Extracted data entries

★ ★ ★

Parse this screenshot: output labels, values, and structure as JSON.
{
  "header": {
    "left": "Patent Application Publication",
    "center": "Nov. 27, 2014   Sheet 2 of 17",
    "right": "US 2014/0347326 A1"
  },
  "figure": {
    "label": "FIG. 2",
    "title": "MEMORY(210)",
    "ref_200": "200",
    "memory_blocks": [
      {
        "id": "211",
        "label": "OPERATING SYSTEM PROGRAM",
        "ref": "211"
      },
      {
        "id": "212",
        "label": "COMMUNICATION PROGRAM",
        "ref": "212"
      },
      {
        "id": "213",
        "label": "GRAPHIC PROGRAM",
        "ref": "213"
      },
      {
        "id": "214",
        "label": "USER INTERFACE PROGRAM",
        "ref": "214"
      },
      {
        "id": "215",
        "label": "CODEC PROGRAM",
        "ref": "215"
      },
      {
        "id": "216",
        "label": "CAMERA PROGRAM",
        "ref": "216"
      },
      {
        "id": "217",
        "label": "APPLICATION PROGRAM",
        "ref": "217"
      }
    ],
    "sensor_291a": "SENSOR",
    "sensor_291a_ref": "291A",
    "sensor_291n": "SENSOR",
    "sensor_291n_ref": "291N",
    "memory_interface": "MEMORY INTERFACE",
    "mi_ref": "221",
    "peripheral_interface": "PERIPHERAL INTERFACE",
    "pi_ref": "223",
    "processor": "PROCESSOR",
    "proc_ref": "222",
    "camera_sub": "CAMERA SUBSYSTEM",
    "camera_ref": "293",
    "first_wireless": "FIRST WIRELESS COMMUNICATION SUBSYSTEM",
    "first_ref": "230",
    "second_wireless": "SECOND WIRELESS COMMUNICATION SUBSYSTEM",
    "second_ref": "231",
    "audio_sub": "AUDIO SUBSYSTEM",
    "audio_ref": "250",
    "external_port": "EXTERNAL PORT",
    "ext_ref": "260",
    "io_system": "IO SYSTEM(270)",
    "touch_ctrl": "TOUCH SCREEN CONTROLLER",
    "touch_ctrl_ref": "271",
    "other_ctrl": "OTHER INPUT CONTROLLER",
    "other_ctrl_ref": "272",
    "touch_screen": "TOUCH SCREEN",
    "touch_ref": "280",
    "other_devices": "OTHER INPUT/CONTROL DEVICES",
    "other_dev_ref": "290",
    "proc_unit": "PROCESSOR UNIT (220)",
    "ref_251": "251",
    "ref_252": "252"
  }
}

★ ★ ★

In the data above, tally the lines holding "COMMUNICATION" and answer with the figure only.

3